Stated goal: Set down each record below precisely, skipping the pictures.

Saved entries
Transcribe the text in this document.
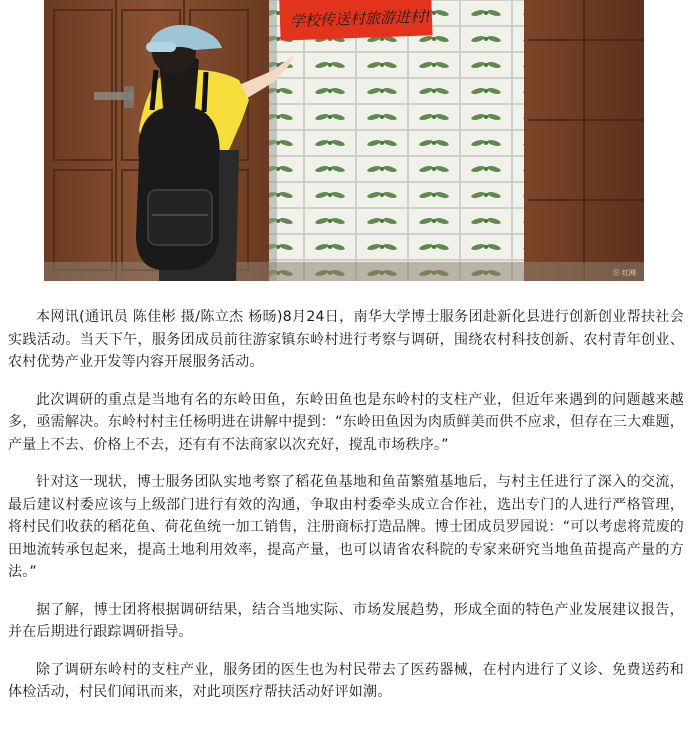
学校传送村旅游进村!
Ⓢ 红网

本网讯(通讯员 陈佳彬 摄/陈立杰 杨旸)8月24日，南华大学博士服务团赴新化县进行创新创业帮扶社会实践活动。当天下午，服务团成员前往游家镇东岭村进行考察与调研，围绕农村科技创新、农村青年创业、农村优势产业开发等内容开展服务活动。

此次调研的重点是当地有名的东岭田鱼，东岭田鱼也是东岭村的支柱产业，但近年来遇到的问题越来越多，亟需解决。东岭村村主任杨明进在讲解中提到：“东岭田鱼因为肉质鲜美而供不应求，但存在三大难题，产量上不去、价格上不去，还有有不法商家以次充好，搅乱市场秩序。”

针对这一现状，博士服务团队实地考察了稻花鱼基地和鱼苗繁殖基地后，与村主任进行了深入的交流，最后建议村委应该与上级部门进行有效的沟通，争取由村委牵头成立合作社，选出专门的人进行严格管理，将村民们收获的稻花鱼、荷花鱼统一加工销售，注册商标打造品牌。博士团成员罗园说：“可以考虑将荒废的田地流转承包起来，提高土地利用效率，提高产量，也可以请省农科院的专家来研究当地鱼苗提高产量的方法。”

据了解，博士团将根据调研结果，结合当地实际、市场发展趋势，形成全面的特色产业发展建议报告，并在后期进行跟踪调研指导。

除了调研东岭村的支柱产业，服务团的医生也为村民带去了医药器械，在村内进行了义诊、免费送药和体检活动，村民们闻讯而来，对此项医疗帮扶活动好评如潮。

Expected answer:
Transcribe the text in this document.
学校传送村旅游进村!
Ⓢ 红网

本网讯(通讯员 陈佳彬 摄/陈立杰 杨旸)8月24日，南华大学博士服务团赴新化县进行创新创业帮扶社会实践活动。当天下午，服务团成员前往游家镇东岭村进行考察与调研，围绕农村科技创新、农村青年创业、农村优势产业开发等内容开展服务活动。

此次调研的重点是当地有名的东岭田鱼，东岭田鱼也是东岭村的支柱产业，但近年来遇到的问题越来越多，亟需解决。东岭村村主任杨明进在讲解中提到：“东岭田鱼因为肉质鲜美而供不应求，但存在三大难题，产量上不去、价格上不去，还有有不法商家以次充好，搅乱市场秩序。”

针对这一现状，博士服务团队实地考察了稻花鱼基地和鱼苗繁殖基地后，与村主任进行了深入的交流，最后建议村委应该与上级部门进行有效的沟通，争取由村委牵头成立合作社，选出专门的人进行严格管理，将村民们收获的稻花鱼、荷花鱼统一加工销售，注册商标打造品牌。博士团成员罗园说：“可以考虑将荒废的田地流转承包起来，提高土地利用效率，提高产量，也可以请省农科院的专家来研究当地鱼苗提高产量的方法。”

据了解，博士团将根据调研结果，结合当地实际、市场发展趋势，形成全面的特色产业发展建议报告，并在后期进行跟踪调研指导。

除了调研东岭村的支柱产业，服务团的医生也为村民带去了医药器械，在村内进行了义诊、免费送药和体检活动，村民们闻讯而来，对此项医疗帮扶活动好评如潮。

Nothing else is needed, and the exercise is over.